• Collected data
------------------------

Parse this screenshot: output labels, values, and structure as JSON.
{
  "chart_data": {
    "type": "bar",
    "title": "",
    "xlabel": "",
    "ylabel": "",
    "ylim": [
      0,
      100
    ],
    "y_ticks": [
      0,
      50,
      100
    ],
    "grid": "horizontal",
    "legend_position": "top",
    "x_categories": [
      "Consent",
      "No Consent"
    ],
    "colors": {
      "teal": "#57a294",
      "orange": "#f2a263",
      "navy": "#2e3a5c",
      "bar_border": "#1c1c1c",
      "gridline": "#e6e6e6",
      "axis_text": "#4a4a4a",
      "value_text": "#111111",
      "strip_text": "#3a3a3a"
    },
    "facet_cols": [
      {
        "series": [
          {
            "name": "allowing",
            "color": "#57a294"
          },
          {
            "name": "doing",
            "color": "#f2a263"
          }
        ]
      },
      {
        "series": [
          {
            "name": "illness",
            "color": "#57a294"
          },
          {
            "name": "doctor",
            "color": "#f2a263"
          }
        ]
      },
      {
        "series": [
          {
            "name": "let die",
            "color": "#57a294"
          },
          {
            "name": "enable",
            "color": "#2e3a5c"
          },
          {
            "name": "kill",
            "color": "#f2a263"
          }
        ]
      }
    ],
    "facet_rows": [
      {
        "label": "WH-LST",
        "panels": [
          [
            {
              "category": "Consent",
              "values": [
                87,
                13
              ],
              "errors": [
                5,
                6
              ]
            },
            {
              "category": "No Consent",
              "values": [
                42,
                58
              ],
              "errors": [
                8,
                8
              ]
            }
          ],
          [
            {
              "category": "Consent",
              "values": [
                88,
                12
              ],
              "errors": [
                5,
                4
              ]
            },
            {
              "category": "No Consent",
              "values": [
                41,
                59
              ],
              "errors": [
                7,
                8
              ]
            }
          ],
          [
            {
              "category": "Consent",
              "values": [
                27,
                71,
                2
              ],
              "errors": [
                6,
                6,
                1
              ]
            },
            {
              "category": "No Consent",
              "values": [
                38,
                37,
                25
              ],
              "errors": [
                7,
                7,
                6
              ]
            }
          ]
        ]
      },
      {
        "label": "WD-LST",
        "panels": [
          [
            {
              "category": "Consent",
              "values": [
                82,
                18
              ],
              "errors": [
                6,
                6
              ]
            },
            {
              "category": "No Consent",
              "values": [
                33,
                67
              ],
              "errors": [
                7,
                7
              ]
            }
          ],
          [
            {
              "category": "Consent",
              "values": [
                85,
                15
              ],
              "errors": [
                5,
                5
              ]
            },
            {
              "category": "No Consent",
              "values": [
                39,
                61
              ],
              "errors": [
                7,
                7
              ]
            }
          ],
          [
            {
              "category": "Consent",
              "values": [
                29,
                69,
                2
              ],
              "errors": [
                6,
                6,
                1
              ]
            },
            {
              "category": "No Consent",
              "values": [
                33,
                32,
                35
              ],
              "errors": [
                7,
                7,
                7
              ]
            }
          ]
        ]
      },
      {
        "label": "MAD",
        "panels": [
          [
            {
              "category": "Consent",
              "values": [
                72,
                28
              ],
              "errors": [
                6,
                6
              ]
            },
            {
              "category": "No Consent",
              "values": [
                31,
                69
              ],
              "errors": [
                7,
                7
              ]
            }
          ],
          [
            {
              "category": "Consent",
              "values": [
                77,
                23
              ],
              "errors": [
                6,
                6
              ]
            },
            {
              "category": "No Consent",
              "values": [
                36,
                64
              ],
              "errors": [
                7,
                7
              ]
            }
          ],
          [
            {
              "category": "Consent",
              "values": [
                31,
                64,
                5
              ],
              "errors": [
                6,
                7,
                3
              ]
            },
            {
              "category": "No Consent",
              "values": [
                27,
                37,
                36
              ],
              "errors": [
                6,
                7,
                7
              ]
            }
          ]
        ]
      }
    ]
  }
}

------------------------

• What to work on
Write out every record, exactly as written.

• Full answer
Parse this screenshot: output labels, values, and structure as JSON.
{
  "chart_data": {
    "type": "bar",
    "title": "",
    "xlabel": "",
    "ylabel": "",
    "ylim": [
      0,
      100
    ],
    "y_ticks": [
      0,
      50,
      100
    ],
    "grid": "horizontal",
    "legend_position": "top",
    "x_categories": [
      "Consent",
      "No Consent"
    ],
    "colors": {
      "teal": "#57a294",
      "orange": "#f2a263",
      "navy": "#2e3a5c",
      "bar_border": "#1c1c1c",
      "gridline": "#e6e6e6",
      "axis_text": "#4a4a4a",
      "value_text": "#111111",
      "strip_text": "#3a3a3a"
    },
    "facet_cols": [
      {
        "series": [
          {
            "name": "allowing",
            "color": "#57a294"
          },
          {
            "name": "doing",
            "color": "#f2a263"
          }
        ]
      },
      {
        "series": [
          {
            "name": "illness",
            "color": "#57a294"
          },
          {
            "name": "doctor",
            "color": "#f2a263"
          }
        ]
      },
      {
        "series": [
          {
            "name": "let die",
            "color": "#57a294"
          },
          {
            "name": "enable",
            "color": "#2e3a5c"
          },
          {
            "name": "kill",
            "color": "#f2a263"
          }
        ]
      }
    ],
    "facet_rows": [
      {
        "label": "WH-LST",
        "panels": [
          [
            {
              "category": "Consent",
              "values": [
                87,
                13
              ],
              "errors": [
                5,
                6
              ]
            },
            {
              "category": "No Consent",
              "values": [
                42,
                58
              ],
              "errors": [
                8,
                8
              ]
            }
          ],
          [
            {
              "category": "Consent",
              "values": [
                88,
                12
              ],
              "errors": [
                5,
                4
              ]
            },
            {
              "category": "No Consent",
              "values": [
                41,
                59
              ],
              "errors": [
                7,
                8
              ]
            }
          ],
          [
            {
              "category": "Consent",
              "values": [
                27,
                71,
                2
              ],
              "errors": [
                6,
                6,
                1
              ]
            },
            {
              "category": "No Consent",
              "values": [
                38,
                37,
                25
              ],
              "errors": [
                7,
                7,
                6
              ]
            }
          ]
        ]
      },
      {
        "label": "WD-LST",
        "panels": [
          [
            {
              "category": "Consent",
              "values": [
                82,
                18
              ],
              "errors": [
                6,
                6
              ]
            },
            {
              "category": "No Consent",
              "values": [
                33,
                67
              ],
              "errors": [
                7,
                7
              ]
            }
          ],
          [
            {
              "category": "Consent",
              "values": [
                85,
                15
              ],
              "errors": [
                5,
                5
              ]
            },
            {
              "category": "No Consent",
              "values": [
                39,
                61
              ],
              "errors": [
                7,
                7
              ]
            }
          ],
          [
            {
              "category": "Consent",
              "values": [
                29,
                69,
                2
              ],
              "errors": [
                6,
                6,
                1
              ]
            },
            {
              "category": "No Consent",
              "values": [
                33,
                32,
                35
              ],
              "errors": [
                7,
                7,
                7
              ]
            }
          ]
        ]
      },
      {
        "label": "MAD",
        "panels": [
          [
            {
              "category": "Consent",
              "values": [
                72,
                28
              ],
              "errors": [
                6,
                6
              ]
            },
            {
              "category": "No Consent",
              "values": [
                31,
                69
              ],
              "errors": [
                7,
                7
              ]
            }
          ],
          [
            {
              "category": "Consent",
              "values": [
                77,
                23
              ],
              "errors": [
                6,
                6
              ]
            },
            {
              "category": "No Consent",
              "values": [
                36,
                64
              ],
              "errors": [
                7,
                7
              ]
            }
          ],
          [
            {
              "category": "Consent",
              "values": [
                31,
                64,
                5
              ],
              "errors": [
                6,
                7,
                3
              ]
            },
            {
              "category": "No Consent",
              "values": [
                27,
                37,
                36
              ],
              "errors": [
                6,
                7,
                7
              ]
            }
          ]
        ]
      }
    ]
  }
}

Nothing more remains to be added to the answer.